Stored data entries
** BEGIN **
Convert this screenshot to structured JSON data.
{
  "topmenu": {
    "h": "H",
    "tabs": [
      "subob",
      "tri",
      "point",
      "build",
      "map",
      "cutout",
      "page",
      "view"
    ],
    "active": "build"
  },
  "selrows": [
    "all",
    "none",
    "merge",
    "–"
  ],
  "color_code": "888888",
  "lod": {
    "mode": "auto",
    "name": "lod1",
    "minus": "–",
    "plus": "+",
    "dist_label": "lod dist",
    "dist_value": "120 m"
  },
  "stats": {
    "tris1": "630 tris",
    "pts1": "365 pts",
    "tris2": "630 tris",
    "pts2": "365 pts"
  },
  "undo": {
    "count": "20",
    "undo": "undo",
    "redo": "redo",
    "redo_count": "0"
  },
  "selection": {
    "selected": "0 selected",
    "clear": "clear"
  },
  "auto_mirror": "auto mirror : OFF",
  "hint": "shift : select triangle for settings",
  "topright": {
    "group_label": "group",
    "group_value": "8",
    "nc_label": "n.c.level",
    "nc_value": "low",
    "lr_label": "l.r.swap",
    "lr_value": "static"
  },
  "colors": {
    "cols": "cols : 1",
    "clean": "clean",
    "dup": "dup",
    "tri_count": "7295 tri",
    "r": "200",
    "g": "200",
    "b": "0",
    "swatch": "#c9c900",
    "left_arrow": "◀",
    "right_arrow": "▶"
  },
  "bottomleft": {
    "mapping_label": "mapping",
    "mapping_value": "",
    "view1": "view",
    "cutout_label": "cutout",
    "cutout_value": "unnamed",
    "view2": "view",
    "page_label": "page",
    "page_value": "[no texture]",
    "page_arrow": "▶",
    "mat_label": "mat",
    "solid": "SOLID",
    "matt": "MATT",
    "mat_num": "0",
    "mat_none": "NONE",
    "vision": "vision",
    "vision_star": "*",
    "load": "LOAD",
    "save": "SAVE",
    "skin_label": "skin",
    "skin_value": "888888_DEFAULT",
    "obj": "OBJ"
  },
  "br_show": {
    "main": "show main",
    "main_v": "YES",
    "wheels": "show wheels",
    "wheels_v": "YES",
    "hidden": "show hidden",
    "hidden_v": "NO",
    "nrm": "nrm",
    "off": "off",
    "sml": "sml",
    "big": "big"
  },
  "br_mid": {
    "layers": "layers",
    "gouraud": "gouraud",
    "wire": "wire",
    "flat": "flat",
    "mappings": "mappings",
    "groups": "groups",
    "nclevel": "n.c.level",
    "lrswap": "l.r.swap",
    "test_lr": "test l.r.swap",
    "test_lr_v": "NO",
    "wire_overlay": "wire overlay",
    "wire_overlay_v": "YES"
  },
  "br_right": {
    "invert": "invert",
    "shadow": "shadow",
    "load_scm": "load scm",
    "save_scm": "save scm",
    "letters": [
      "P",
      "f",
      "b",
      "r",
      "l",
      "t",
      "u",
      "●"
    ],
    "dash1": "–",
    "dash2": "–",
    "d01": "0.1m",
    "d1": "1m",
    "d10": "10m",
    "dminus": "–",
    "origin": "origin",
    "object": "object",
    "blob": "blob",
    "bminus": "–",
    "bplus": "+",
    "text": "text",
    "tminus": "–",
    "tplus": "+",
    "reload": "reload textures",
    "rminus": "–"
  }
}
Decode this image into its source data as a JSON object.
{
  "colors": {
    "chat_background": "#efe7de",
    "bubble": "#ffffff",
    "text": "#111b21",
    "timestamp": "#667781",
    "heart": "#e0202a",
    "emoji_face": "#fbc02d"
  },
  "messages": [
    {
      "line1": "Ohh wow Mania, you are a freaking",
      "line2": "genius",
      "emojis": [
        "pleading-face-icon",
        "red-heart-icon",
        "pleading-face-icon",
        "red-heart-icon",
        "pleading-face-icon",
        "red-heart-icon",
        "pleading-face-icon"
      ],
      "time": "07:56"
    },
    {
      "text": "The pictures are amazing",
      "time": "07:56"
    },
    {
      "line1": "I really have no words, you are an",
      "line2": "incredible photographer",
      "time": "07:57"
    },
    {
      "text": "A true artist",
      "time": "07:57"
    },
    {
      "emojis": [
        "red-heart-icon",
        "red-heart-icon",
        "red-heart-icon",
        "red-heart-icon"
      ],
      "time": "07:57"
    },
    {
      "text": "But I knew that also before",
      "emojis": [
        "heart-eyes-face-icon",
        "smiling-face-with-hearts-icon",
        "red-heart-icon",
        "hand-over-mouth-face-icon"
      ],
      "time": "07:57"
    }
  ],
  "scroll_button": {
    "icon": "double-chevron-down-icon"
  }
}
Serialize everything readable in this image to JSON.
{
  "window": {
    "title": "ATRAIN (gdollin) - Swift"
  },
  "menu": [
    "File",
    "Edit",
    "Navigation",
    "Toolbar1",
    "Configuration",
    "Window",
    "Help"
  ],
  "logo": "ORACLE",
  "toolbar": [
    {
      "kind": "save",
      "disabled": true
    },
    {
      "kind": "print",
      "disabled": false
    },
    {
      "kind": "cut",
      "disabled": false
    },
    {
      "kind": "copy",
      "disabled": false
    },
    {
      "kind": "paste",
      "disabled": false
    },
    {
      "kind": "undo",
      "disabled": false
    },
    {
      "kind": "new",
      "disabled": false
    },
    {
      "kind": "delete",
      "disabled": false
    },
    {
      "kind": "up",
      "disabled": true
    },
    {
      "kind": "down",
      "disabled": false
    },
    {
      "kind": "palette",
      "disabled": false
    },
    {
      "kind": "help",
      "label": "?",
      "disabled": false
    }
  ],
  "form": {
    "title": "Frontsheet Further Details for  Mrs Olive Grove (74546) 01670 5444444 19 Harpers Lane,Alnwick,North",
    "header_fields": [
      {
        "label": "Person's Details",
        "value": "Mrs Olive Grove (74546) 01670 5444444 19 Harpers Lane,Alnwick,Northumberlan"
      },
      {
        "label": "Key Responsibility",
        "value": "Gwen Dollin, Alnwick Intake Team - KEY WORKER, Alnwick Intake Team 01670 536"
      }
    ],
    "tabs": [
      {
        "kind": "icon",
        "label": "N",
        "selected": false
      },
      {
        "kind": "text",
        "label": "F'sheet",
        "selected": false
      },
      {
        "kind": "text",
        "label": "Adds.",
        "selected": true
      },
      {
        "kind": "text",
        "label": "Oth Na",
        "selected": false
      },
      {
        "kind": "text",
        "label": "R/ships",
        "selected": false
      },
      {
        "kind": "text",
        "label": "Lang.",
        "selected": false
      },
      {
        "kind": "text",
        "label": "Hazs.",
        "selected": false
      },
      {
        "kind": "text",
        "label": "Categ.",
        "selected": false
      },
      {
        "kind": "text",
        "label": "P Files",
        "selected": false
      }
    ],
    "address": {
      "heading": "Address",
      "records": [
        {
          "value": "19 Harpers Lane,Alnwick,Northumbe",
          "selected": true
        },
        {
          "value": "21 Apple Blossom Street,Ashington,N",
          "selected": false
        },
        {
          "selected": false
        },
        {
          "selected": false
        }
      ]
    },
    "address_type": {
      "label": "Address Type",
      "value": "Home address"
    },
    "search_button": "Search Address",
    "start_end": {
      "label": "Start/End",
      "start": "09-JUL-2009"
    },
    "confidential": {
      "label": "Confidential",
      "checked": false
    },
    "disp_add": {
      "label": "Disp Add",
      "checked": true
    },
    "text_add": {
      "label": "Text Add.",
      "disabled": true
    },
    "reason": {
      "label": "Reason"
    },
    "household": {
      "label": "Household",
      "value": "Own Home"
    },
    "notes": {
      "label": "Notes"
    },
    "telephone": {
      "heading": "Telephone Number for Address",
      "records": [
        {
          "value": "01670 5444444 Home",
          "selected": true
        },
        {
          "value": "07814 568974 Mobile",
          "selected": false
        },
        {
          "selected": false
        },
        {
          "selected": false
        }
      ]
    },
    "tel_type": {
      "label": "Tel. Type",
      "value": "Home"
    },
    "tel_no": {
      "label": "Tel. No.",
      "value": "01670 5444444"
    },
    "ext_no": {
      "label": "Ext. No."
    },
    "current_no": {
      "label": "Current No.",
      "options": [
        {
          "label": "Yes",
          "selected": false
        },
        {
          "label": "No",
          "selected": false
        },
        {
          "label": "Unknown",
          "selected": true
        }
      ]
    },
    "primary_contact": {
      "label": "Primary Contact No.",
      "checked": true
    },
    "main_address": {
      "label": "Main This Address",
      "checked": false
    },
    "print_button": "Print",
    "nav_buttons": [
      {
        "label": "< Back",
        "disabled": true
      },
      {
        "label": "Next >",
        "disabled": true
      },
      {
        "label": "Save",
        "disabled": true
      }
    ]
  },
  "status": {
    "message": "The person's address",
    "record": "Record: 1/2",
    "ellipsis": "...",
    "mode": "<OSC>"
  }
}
** END **
### WORK TO BE COMPLETED
How many lines in the records above contain the word "Home"? Give only the number.

### RESULT OF THIS TASK
4